Saved entries
================================

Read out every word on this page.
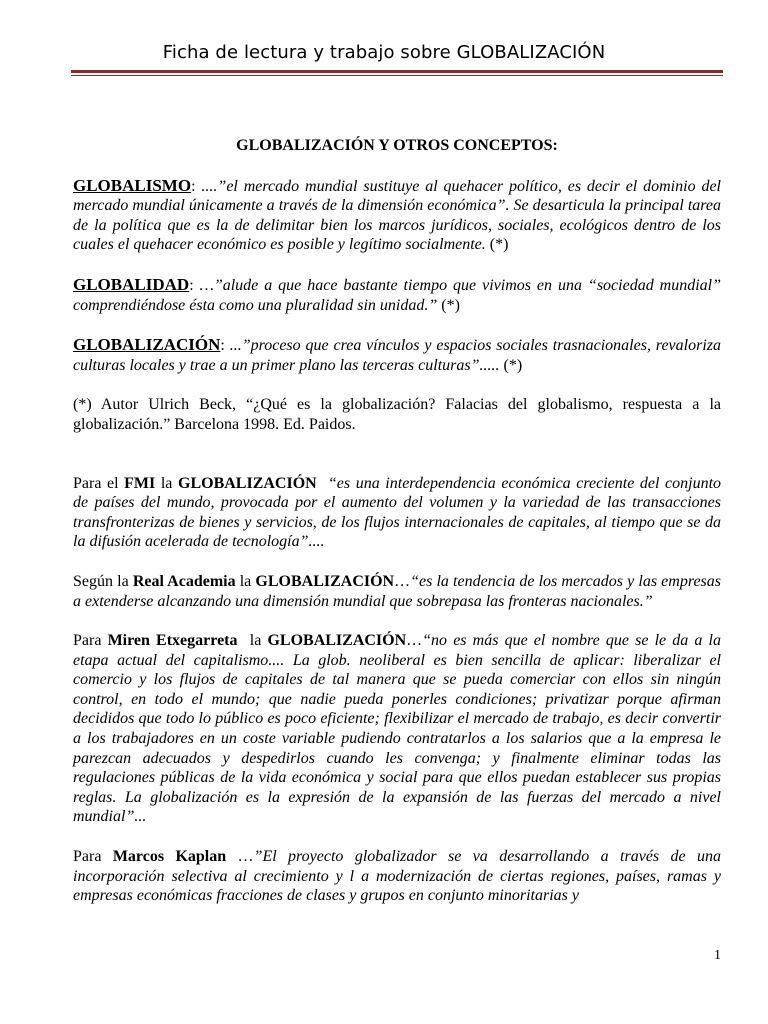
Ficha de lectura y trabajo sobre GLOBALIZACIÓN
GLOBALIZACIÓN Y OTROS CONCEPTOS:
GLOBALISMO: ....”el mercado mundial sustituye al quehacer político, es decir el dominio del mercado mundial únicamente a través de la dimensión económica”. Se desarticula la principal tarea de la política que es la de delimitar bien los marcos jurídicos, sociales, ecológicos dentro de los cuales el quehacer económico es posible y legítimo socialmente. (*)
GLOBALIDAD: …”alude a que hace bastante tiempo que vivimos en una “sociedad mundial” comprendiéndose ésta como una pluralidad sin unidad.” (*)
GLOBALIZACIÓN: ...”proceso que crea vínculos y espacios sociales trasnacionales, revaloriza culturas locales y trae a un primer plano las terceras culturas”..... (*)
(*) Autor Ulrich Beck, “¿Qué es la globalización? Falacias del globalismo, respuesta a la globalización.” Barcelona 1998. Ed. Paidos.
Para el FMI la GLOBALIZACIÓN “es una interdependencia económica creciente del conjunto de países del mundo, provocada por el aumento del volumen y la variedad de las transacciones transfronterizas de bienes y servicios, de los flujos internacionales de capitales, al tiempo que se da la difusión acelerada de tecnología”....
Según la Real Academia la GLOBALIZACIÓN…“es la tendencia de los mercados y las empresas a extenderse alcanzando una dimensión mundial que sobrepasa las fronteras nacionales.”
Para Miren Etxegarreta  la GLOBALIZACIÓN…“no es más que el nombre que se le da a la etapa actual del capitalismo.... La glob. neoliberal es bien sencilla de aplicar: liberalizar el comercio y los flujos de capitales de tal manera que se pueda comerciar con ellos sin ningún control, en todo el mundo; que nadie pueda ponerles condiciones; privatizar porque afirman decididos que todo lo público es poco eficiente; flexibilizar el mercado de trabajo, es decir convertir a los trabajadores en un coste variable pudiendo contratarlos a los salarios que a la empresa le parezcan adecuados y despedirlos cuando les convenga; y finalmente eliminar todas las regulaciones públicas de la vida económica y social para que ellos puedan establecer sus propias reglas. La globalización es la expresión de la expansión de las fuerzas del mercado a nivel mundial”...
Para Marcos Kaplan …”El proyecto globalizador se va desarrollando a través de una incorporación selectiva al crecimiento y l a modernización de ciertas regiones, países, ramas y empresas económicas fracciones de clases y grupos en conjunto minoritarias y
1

================================

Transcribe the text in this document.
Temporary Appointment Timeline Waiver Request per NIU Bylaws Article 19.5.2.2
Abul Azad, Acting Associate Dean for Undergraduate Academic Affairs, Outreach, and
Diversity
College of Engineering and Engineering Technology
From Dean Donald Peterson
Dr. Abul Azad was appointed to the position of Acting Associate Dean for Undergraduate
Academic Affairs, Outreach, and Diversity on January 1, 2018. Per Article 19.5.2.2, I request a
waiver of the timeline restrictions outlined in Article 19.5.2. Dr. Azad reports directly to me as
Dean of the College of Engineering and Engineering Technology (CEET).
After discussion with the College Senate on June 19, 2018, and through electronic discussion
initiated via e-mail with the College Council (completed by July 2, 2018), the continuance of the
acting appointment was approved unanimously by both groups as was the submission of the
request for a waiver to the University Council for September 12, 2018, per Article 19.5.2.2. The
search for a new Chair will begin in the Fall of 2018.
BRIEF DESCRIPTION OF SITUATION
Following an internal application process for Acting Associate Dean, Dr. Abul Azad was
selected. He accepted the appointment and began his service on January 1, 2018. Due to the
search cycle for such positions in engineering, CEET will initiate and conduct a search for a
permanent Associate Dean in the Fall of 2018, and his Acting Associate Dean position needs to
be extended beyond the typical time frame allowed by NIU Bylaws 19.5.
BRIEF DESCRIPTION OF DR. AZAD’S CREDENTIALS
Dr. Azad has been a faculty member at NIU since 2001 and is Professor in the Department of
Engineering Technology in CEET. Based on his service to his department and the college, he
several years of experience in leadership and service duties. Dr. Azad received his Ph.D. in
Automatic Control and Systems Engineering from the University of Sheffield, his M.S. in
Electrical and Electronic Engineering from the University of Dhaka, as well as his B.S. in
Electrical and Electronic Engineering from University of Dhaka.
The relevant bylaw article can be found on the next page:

================================

▸ **Instructions to follow**
Report the number of lines in the entries above that include the string "Academic". Give nothing but the number.

▸ **Task result**
2